▼

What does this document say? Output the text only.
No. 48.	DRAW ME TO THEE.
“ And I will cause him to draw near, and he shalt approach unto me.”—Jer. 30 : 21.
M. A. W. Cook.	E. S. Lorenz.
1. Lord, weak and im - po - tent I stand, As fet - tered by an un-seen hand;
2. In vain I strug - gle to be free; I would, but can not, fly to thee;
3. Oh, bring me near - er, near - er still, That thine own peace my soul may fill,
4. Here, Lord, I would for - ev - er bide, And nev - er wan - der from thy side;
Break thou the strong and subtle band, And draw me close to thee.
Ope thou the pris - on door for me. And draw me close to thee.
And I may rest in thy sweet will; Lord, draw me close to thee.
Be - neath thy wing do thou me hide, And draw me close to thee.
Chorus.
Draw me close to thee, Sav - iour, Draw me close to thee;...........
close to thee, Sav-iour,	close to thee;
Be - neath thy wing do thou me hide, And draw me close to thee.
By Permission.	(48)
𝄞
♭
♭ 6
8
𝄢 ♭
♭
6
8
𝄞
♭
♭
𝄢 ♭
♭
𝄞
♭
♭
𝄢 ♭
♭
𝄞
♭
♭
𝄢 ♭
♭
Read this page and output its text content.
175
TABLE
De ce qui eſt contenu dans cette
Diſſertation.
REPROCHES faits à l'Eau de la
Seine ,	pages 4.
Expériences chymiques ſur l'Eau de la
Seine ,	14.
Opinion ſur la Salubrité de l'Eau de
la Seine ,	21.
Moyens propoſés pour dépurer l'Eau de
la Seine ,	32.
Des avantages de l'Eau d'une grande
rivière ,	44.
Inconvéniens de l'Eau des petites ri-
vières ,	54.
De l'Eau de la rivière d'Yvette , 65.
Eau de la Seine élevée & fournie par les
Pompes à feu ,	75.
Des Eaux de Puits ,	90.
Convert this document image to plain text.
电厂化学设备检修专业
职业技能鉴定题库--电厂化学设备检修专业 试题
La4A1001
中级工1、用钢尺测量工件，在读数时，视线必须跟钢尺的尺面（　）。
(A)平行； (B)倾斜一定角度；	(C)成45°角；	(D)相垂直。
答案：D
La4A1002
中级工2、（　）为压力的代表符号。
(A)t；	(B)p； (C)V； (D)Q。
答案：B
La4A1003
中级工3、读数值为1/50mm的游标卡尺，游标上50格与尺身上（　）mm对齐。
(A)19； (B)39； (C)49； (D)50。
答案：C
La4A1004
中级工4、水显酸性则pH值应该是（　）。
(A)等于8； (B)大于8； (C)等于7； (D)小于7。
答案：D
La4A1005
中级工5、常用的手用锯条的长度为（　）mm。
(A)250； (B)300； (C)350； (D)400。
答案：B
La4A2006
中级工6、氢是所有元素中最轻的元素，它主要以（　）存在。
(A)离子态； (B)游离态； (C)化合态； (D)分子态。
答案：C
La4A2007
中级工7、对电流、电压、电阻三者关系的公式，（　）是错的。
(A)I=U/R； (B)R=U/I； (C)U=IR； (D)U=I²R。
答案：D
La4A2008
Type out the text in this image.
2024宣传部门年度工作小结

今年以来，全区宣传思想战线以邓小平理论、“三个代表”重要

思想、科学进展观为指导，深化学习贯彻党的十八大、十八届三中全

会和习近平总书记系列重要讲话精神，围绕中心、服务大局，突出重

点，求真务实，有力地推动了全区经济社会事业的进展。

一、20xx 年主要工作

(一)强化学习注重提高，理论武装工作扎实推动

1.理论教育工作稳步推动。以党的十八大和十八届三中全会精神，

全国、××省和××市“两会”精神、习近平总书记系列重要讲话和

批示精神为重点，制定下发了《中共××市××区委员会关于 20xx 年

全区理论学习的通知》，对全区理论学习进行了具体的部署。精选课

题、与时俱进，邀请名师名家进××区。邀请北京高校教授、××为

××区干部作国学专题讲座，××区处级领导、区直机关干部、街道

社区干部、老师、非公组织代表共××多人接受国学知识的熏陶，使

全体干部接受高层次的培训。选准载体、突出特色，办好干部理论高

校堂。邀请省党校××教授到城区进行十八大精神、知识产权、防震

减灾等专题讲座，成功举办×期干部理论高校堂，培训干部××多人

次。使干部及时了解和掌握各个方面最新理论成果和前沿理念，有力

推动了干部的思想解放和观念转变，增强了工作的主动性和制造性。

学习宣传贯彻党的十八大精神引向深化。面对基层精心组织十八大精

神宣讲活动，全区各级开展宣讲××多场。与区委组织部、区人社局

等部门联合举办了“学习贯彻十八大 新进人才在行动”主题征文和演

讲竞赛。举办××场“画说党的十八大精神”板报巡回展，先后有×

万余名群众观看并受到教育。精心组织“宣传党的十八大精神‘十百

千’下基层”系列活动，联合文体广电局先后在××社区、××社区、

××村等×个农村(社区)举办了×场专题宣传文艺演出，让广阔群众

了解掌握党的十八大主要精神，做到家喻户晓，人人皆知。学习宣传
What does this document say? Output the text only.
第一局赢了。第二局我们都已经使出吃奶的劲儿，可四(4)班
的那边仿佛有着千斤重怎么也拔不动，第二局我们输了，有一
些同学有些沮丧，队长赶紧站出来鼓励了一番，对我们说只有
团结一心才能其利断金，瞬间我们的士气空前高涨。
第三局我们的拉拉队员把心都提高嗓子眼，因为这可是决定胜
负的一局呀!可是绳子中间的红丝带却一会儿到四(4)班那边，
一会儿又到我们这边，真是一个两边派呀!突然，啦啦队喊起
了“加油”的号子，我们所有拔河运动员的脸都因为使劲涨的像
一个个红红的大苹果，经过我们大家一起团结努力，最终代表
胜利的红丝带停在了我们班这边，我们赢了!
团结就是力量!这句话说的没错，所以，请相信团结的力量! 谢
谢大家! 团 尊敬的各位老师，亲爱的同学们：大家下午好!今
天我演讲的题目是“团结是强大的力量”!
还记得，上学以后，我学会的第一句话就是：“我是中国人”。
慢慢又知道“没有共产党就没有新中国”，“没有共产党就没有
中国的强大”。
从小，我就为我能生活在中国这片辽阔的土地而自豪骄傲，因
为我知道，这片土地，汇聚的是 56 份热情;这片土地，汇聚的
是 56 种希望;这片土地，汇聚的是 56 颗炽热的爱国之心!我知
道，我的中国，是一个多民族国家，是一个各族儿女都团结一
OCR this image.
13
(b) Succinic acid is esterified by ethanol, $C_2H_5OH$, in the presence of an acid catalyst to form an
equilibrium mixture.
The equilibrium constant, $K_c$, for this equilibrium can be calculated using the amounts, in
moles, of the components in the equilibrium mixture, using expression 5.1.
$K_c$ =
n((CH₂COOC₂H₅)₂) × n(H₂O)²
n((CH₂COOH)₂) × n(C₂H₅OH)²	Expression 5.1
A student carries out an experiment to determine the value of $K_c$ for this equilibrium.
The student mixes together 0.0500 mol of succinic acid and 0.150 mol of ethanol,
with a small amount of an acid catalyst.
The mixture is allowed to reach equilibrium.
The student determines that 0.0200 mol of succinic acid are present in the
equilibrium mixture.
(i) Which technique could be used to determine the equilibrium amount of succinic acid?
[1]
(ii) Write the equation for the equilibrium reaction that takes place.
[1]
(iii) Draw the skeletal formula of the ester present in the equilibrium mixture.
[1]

▲

▶ [Description of the task]: Using the data above, reproduce every line exactly.

▶ [Finished exercise]:
What does this document say? Output the text only.
No. 48.	DRAW ME TO THEE.
“ And I will cause him to draw near, and he shalt approach unto me.”—Jer. 30 : 21.
M. A. W. Cook.	E. S. Lorenz.
1. Lord, weak and im - po - tent I stand, As fet - tered by an un-seen hand;
2. In vain I strug - gle to be free; I would, but can not, fly to thee;
3. Oh, bring me near - er, near - er still, That thine own peace my soul may fill,
4. Here, Lord, I would for - ev - er bide, And nev - er wan - der from thy side;
Break thou the strong and subtle band, And draw me close to thee.
Ope thou the pris - on door for me. And draw me close to thee.
And I may rest in thy sweet will; Lord, draw me close to thee.
Be - neath thy wing do thou me hide, And draw me close to thee.
Chorus.
Draw me close to thee, Sav - iour, Draw me close to thee;...........
close to thee, Sav-iour,	close to thee;
Be - neath thy wing do thou me hide, And draw me close to thee.
By Permission.	(48)
𝄞
♭
♭ 6
8
𝄢 ♭
♭
6
8
𝄞
♭
♭
𝄢 ♭
♭
𝄞
♭
♭
𝄢 ♭
♭
𝄞
♭
♭
𝄢 ♭
♭
Read this page and output its text content.
175
TABLE
De ce qui eſt contenu dans cette
Diſſertation.
REPROCHES faits à l'Eau de la
Seine ,	pages 4.
Expériences chymiques ſur l'Eau de la
Seine ,	14.
Opinion ſur la Salubrité de l'Eau de
la Seine ,	21.
Moyens propoſés pour dépurer l'Eau de
la Seine ,	32.
Des avantages de l'Eau d'une grande
rivière ,	44.
Inconvéniens de l'Eau des petites ri-
vières ,	54.
De l'Eau de la rivière d'Yvette , 65.
Eau de la Seine élevée & fournie par les
Pompes à feu ,	75.
Des Eaux de Puits ,	90.
Convert this document image to plain text.
电厂化学设备检修专业
职业技能鉴定题库--电厂化学设备检修专业 试题
La4A1001
中级工1、用钢尺测量工件，在读数时，视线必须跟钢尺的尺面（　）。
(A)平行； (B)倾斜一定角度；	(C)成45°角；	(D)相垂直。
答案：D
La4A1002
中级工2、（　）为压力的代表符号。
(A)t；	(B)p； (C)V； (D)Q。
答案：B
La4A1003
中级工3、读数值为1/50mm的游标卡尺，游标上50格与尺身上（　）mm对齐。
(A)19； (B)39； (C)49； (D)50。
答案：C
La4A1004
中级工4、水显酸性则pH值应该是（　）。
(A)等于8； (B)大于8； (C)等于7； (D)小于7。
答案：D
La4A1005
中级工5、常用的手用锯条的长度为（　）mm。
(A)250； (B)300； (C)350； (D)400。
答案：B
La4A2006
中级工6、氢是所有元素中最轻的元素，它主要以（　）存在。
(A)离子态； (B)游离态； (C)化合态； (D)分子态。
答案：C
La4A2007
中级工7、对电流、电压、电阻三者关系的公式，（　）是错的。
(A)I=U/R； (B)R=U/I； (C)U=IR； (D)U=I²R。
答案：D
La4A2008
Type out the text in this image.
2024宣传部门年度工作小结

今年以来，全区宣传思想战线以邓小平理论、“三个代表”重要

思想、科学进展观为指导，深化学习贯彻党的十八大、十八届三中全

会和习近平总书记系列重要讲话精神，围绕中心、服务大局，突出重

点，求真务实，有力地推动了全区经济社会事业的进展。

一、20xx 年主要工作

(一)强化学习注重提高，理论武装工作扎实推动

1.理论教育工作稳步推动。以党的十八大和十八届三中全会精神，

全国、××省和××市“两会”精神、习近平总书记系列重要讲话和

批示精神为重点，制定下发了《中共××市××区委员会关于 20xx 年

全区理论学习的通知》，对全区理论学习进行了具体的部署。精选课

题、与时俱进，邀请名师名家进××区。邀请北京高校教授、××为

××区干部作国学专题讲座，××区处级领导、区直机关干部、街道

社区干部、老师、非公组织代表共××多人接受国学知识的熏陶，使

全体干部接受高层次的培训。选准载体、突出特色，办好干部理论高

校堂。邀请省党校××教授到城区进行十八大精神、知识产权、防震

减灾等专题讲座，成功举办×期干部理论高校堂，培训干部××多人

次。使干部及时了解和掌握各个方面最新理论成果和前沿理念，有力

推动了干部的思想解放和观念转变，增强了工作的主动性和制造性。

学习宣传贯彻党的十八大精神引向深化。面对基层精心组织十八大精

神宣讲活动，全区各级开展宣讲××多场。与区委组织部、区人社局

等部门联合举办了“学习贯彻十八大 新进人才在行动”主题征文和演

讲竞赛。举办××场“画说党的十八大精神”板报巡回展，先后有×

万余名群众观看并受到教育。精心组织“宣传党的十八大精神‘十百

千’下基层”系列活动，联合文体广电局先后在××社区、××社区、

××村等×个农村(社区)举办了×场专题宣传文艺演出，让广阔群众

了解掌握党的十八大主要精神，做到家喻户晓，人人皆知。学习宣传
What does this document say? Output the text only.
第一局赢了。第二局我们都已经使出吃奶的劲儿，可四(4)班
的那边仿佛有着千斤重怎么也拔不动，第二局我们输了，有一
些同学有些沮丧，队长赶紧站出来鼓励了一番，对我们说只有
团结一心才能其利断金，瞬间我们的士气空前高涨。
第三局我们的拉拉队员把心都提高嗓子眼，因为这可是决定胜
负的一局呀!可是绳子中间的红丝带却一会儿到四(4)班那边，
一会儿又到我们这边，真是一个两边派呀!突然，啦啦队喊起
了“加油”的号子，我们所有拔河运动员的脸都因为使劲涨的像
一个个红红的大苹果，经过我们大家一起团结努力，最终代表
胜利的红丝带停在了我们班这边，我们赢了!
团结就是力量!这句话说的没错，所以，请相信团结的力量! 谢
谢大家! 团 尊敬的各位老师，亲爱的同学们：大家下午好!今
天我演讲的题目是“团结是强大的力量”!
还记得，上学以后，我学会的第一句话就是：“我是中国人”。
慢慢又知道“没有共产党就没有新中国”，“没有共产党就没有
中国的强大”。
从小，我就为我能生活在中国这片辽阔的土地而自豪骄傲，因
为我知道，这片土地，汇聚的是 56 份热情;这片土地，汇聚的
是 56 种希望;这片土地，汇聚的是 56 颗炽热的爱国之心!我知
道，我的中国，是一个多民族国家，是一个各族儿女都团结一
OCR this image.
13
(b) Succinic acid is esterified by ethanol, $C_2H_5OH$, in the presence of an acid catalyst to form an
equilibrium mixture.
The equilibrium constant, $K_c$, for this equilibrium can be calculated using the amounts, in
moles, of the components in the equilibrium mixture, using expression 5.1.
$K_c$ =
n((CH₂COOC₂H₅)₂) × n(H₂O)²
n((CH₂COOH)₂) × n(C₂H₅OH)²	Expression 5.1
A student carries out an experiment to determine the value of $K_c$ for this equilibrium.
The student mixes together 0.0500 mol of succinic acid and 0.150 mol of ethanol,
with a small amount of an acid catalyst.
The mixture is allowed to reach equilibrium.
The student determines that 0.0200 mol of succinic acid are present in the
equilibrium mixture.
(i) Which technique could be used to determine the equilibrium amount of succinic acid?
[1]
(ii) Write the equation for the equilibrium reaction that takes place.
[1]
(iii) Draw the skeletal formula of the ester present in the equilibrium mixture.
[1]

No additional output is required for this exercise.